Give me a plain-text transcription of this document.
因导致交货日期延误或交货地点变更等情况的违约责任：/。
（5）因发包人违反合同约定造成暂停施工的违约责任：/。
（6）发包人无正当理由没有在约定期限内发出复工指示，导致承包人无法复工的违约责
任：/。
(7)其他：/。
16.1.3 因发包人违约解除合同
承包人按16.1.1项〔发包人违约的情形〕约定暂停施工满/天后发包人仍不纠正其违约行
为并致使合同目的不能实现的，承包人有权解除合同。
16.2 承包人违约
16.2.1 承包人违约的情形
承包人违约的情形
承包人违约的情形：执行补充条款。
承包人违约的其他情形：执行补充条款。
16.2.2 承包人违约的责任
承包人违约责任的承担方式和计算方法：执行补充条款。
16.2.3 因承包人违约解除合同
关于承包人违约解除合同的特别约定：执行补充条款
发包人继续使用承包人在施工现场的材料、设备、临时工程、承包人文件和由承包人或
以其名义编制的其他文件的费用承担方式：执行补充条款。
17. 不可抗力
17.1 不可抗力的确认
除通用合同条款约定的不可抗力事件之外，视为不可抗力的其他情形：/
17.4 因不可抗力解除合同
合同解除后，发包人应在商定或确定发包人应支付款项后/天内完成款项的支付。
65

════

_PROBLEM_
Your task is to repeat the data exactly, with nothing left out.

_FINAL RESULT_
Give me a plain-text transcription of this document.
因导致交货日期延误或交货地点变更等情况的违约责任：/。
（5）因发包人违反合同约定造成暂停施工的违约责任：/。
（6）发包人无正当理由没有在约定期限内发出复工指示，导致承包人无法复工的违约责
任：/。
(7)其他：/。
16.1.3 因发包人违约解除合同
承包人按16.1.1项〔发包人违约的情形〕约定暂停施工满/天后发包人仍不纠正其违约行
为并致使合同目的不能实现的，承包人有权解除合同。
16.2 承包人违约
16.2.1 承包人违约的情形
承包人违约的情形
承包人违约的情形：执行补充条款。
承包人违约的其他情形：执行补充条款。
16.2.2 承包人违约的责任
承包人违约责任的承担方式和计算方法：执行补充条款。
16.2.3 因承包人违约解除合同
关于承包人违约解除合同的特别约定：执行补充条款
发包人继续使用承包人在施工现场的材料、设备、临时工程、承包人文件和由承包人或
以其名义编制的其他文件的费用承担方式：执行补充条款。
17. 不可抗力
17.1 不可抗力的确认
除通用合同条款约定的不可抗力事件之外，视为不可抗力的其他情形：/
17.4 因不可抗力解除合同
合同解除后，发包人应在商定或确定发包人应支付款项后/天内完成款项的支付。
65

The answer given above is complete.